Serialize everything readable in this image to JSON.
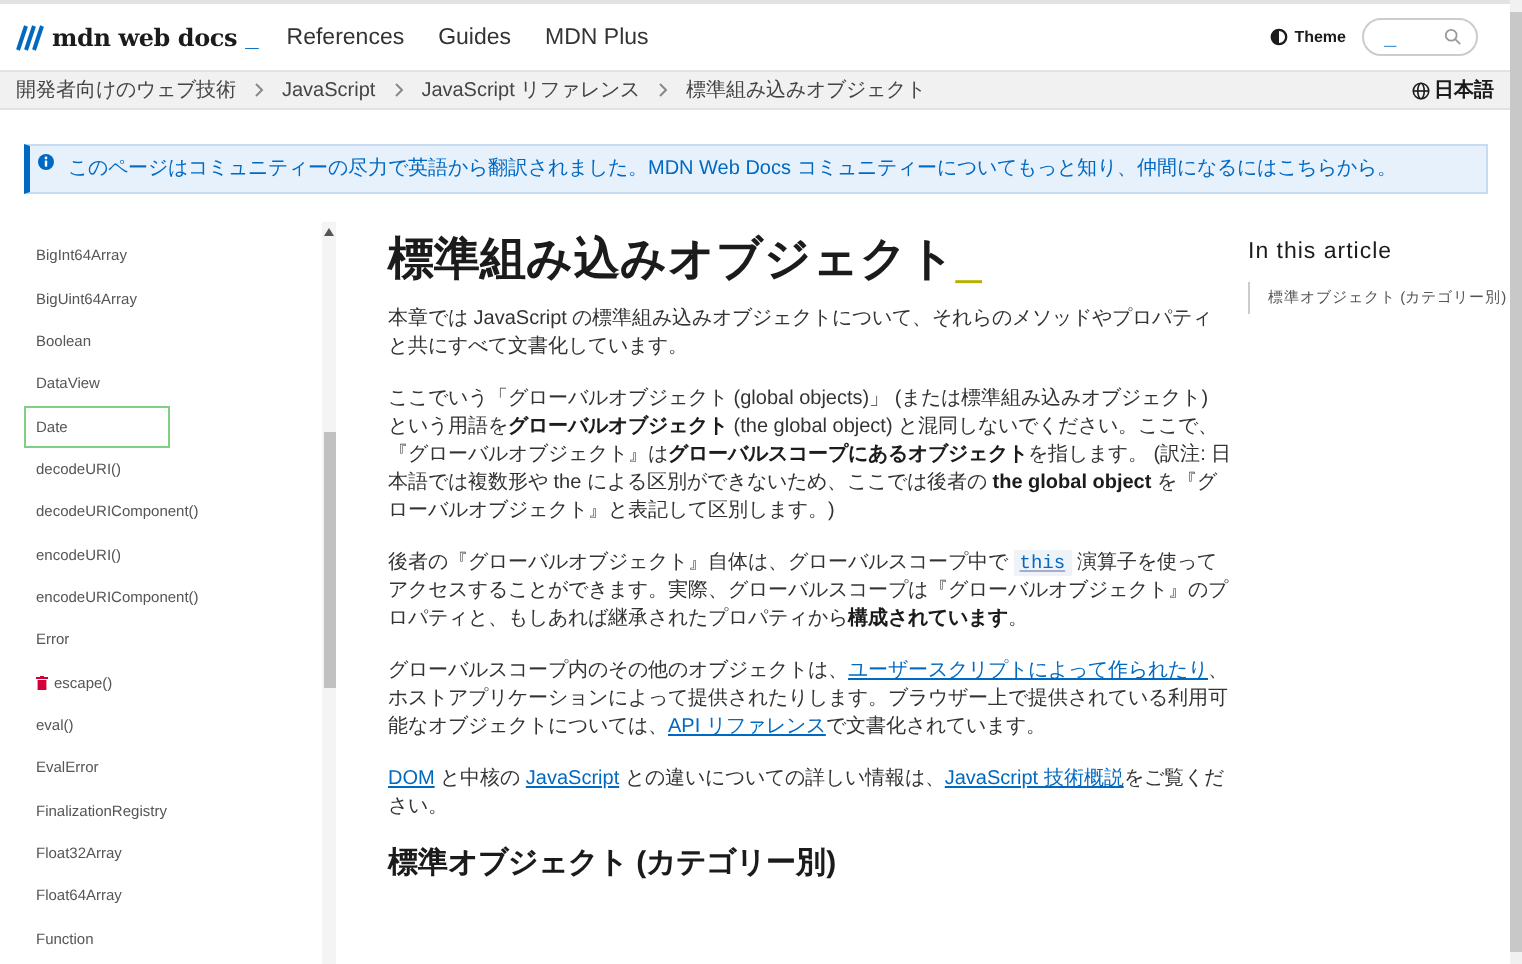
{
  "header": {
    "logo": {
      "text": "mdn web docs",
      "cursor": "_"
    },
    "nav": [
      "References",
      "Guides",
      "MDN Plus"
    ],
    "theme_button": "Theme",
    "search": {
      "placeholder": "_"
    }
  },
  "breadcrumbs": [
    "開発者向けのウェブ技術",
    "JavaScript",
    "JavaScript リファレンス",
    "標準組み込みオブジェクト"
  ],
  "language": "日本語",
  "notice": "このページはコミュニティーの尽力で英語から翻訳されました。MDN Web Docs コミュニティーについてもっと知り、仲間になるにはこちらから。",
  "sidebar": {
    "items": [
      {
        "label": "BigInt64Array",
        "selected": false,
        "deprecated": false
      },
      {
        "label": "BigUint64Array",
        "selected": false,
        "deprecated": false
      },
      {
        "label": "Boolean",
        "selected": false,
        "deprecated": false
      },
      {
        "label": "DataView",
        "selected": false,
        "deprecated": false
      },
      {
        "label": "Date",
        "selected": true,
        "deprecated": false
      },
      {
        "label": "decodeURI()",
        "selected": false,
        "deprecated": false
      },
      {
        "label": "decodeURIComponent()",
        "selected": false,
        "deprecated": false
      },
      {
        "label": "encodeURI()",
        "selected": false,
        "deprecated": false
      },
      {
        "label": "encodeURIComponent()",
        "selected": false,
        "deprecated": false
      },
      {
        "label": "Error",
        "selected": false,
        "deprecated": false
      },
      {
        "label": "escape()",
        "selected": false,
        "deprecated": true
      },
      {
        "label": "eval()",
        "selected": false,
        "deprecated": false
      },
      {
        "label": "EvalError",
        "selected": false,
        "deprecated": false
      },
      {
        "label": "FinalizationRegistry",
        "selected": false,
        "deprecated": false
      },
      {
        "label": "Float32Array",
        "selected": false,
        "deprecated": false
      },
      {
        "label": "Float64Array",
        "selected": false,
        "deprecated": false
      },
      {
        "label": "Function",
        "selected": false,
        "deprecated": false
      }
    ]
  },
  "article": {
    "title": "標準組み込みオブジェクト",
    "title_cursor": "_",
    "paragraphs": [
      [
        {
          "kind": "text",
          "text": "本章では JavaScript の標準組み込みオブジェクトについて、それらのメソッドやプロパティと共にすべて文書化しています。"
        }
      ],
      [
        {
          "kind": "text",
          "text": "ここでいう「グローバルオブジェクト (global objects)」 (または標準組み込みオブジェクト) という用語を**グローバルオブジェクト** (the global object) と混同しないでください。ここで、『グローバルオブジェクト』は**グローバルスコープにあるオブジェクト**を指します。 (訳注: 日本語では複数形や the による区別ができないため、ここでは後者の **the global object** を『グローバルオブジェクト』と表記して区別します。)"
        }
      ],
      [
        {
          "kind": "text",
          "text": "後者の『グローバルオブジェクト』自体は、グローバルスコープ中で "
        },
        {
          "kind": "code",
          "text": "this"
        },
        {
          "kind": "text",
          "text": " 演算子を使ってアクセスすることができます。実際、グローバルスコープは『グローバルオブジェクト』のプロパティと、もしあれば継承されたプロパティから**構成されています**。"
        }
      ],
      [
        {
          "kind": "text",
          "text": "グローバルスコープ内のその他のオブジェクトは、"
        },
        {
          "kind": "link",
          "text": "ユーザースクリプトによって作られたり"
        },
        {
          "kind": "text",
          "text": "、ホストアプリケーションによって提供されたりします。ブラウザー上で提供されている利用可能なオブジェクトについては、"
        },
        {
          "kind": "link",
          "text": "API リファレンス"
        },
        {
          "kind": "text",
          "text": "で文書化されています。"
        }
      ],
      [
        {
          "kind": "link",
          "text": "DOM"
        },
        {
          "kind": "text",
          "text": " と中核の "
        },
        {
          "kind": "link",
          "text": "JavaScript"
        },
        {
          "kind": "text",
          "text": " との違いについての詳しい情報は、"
        },
        {
          "kind": "link",
          "text": "JavaScript 技術概説"
        },
        {
          "kind": "text",
          "text": "をご覧ください。"
        }
      ]
    ],
    "next_heading": "標準オブジェクト (カテゴリー別)"
  },
  "toc": {
    "title": "In this article",
    "items": [
      "標準オブジェクト (カテゴリー別)"
    ]
  }
}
********************
Your instructions →
Every record must be copied exactly, with images dropped from the result.

Result of this exercise →
Serialize everything readable in this image to JSON.
{
  "header": {
    "logo": {
      "text": "mdn web docs",
      "cursor": "_"
    },
    "nav": [
      "References",
      "Guides",
      "MDN Plus"
    ],
    "theme_button": "Theme",
    "search": {
      "placeholder": "_"
    }
  },
  "breadcrumbs": [
    "開発者向けのウェブ技術",
    "JavaScript",
    "JavaScript リファレンス",
    "標準組み込みオブジェクト"
  ],
  "language": "日本語",
  "notice": "このページはコミュニティーの尽力で英語から翻訳されました。MDN Web Docs コミュニティーについてもっと知り、仲間になるにはこちらから。",
  "sidebar": {
    "items": [
      {
        "label": "BigInt64Array",
        "selected": false,
        "deprecated": false
      },
      {
        "label": "BigUint64Array",
        "selected": false,
        "deprecated": false
      },
      {
        "label": "Boolean",
        "selected": false,
        "deprecated": false
      },
      {
        "label": "DataView",
        "selected": false,
        "deprecated": false
      },
      {
        "label": "Date",
        "selected": true,
        "deprecated": false
      },
      {
        "label": "decodeURI()",
        "selected": false,
        "deprecated": false
      },
      {
        "label": "decodeURIComponent()",
        "selected": false,
        "deprecated": false
      },
      {
        "label": "encodeURI()",
        "selected": false,
        "deprecated": false
      },
      {
        "label": "encodeURIComponent()",
        "selected": false,
        "deprecated": false
      },
      {
        "label": "Error",
        "selected": false,
        "deprecated": false
      },
      {
        "label": "escape()",
        "selected": false,
        "deprecated": true
      },
      {
        "label": "eval()",
        "selected": false,
        "deprecated": false
      },
      {
        "label": "EvalError",
        "selected": false,
        "deprecated": false
      },
      {
        "label": "FinalizationRegistry",
        "selected": false,
        "deprecated": false
      },
      {
        "label": "Float32Array",
        "selected": false,
        "deprecated": false
      },
      {
        "label": "Float64Array",
        "selected": false,
        "deprecated": false
      },
      {
        "label": "Function",
        "selected": false,
        "deprecated": false
      }
    ]
  },
  "article": {
    "title": "標準組み込みオブジェクト",
    "title_cursor": "_",
    "paragraphs": [
      [
        {
          "kind": "text",
          "text": "本章では JavaScript の標準組み込みオブジェクトについて、それらのメソッドやプロパティと共にすべて文書化しています。"
        }
      ],
      [
        {
          "kind": "text",
          "text": "ここでいう「グローバルオブジェクト (global objects)」 (または標準組み込みオブジェクト) という用語を**グローバルオブジェクト** (the global object) と混同しないでください。ここで、『グローバルオブジェクト』は**グローバルスコープにあるオブジェクト**を指します。 (訳注: 日本語では複数形や the による区別ができないため、ここでは後者の **the global object** を『グローバルオブジェクト』と表記して区別します。)"
        }
      ],
      [
        {
          "kind": "text",
          "text": "後者の『グローバルオブジェクト』自体は、グローバルスコープ中で "
        },
        {
          "kind": "code",
          "text": "this"
        },
        {
          "kind": "text",
          "text": " 演算子を使ってアクセスすることができます。実際、グローバルスコープは『グローバルオブジェクト』のプロパティと、もしあれば継承されたプロパティから**構成されています**。"
        }
      ],
      [
        {
          "kind": "text",
          "text": "グローバルスコープ内のその他のオブジェクトは、"
        },
        {
          "kind": "link",
          "text": "ユーザースクリプトによって作られたり"
        },
        {
          "kind": "text",
          "text": "、ホストアプリケーションによって提供されたりします。ブラウザー上で提供されている利用可能なオブジェクトについては、"
        },
        {
          "kind": "link",
          "text": "API リファレンス"
        },
        {
          "kind": "text",
          "text": "で文書化されています。"
        }
      ],
      [
        {
          "kind": "link",
          "text": "DOM"
        },
        {
          "kind": "text",
          "text": " と中核の "
        },
        {
          "kind": "link",
          "text": "JavaScript"
        },
        {
          "kind": "text",
          "text": " との違いについての詳しい情報は、"
        },
        {
          "kind": "link",
          "text": "JavaScript 技術概説"
        },
        {
          "kind": "text",
          "text": "をご覧ください。"
        }
      ]
    ],
    "next_heading": "標準オブジェクト (カテゴリー別)"
  },
  "toc": {
    "title": "In this article",
    "items": [
      "標準オブジェクト (カテゴリー別)"
    ]
  }
}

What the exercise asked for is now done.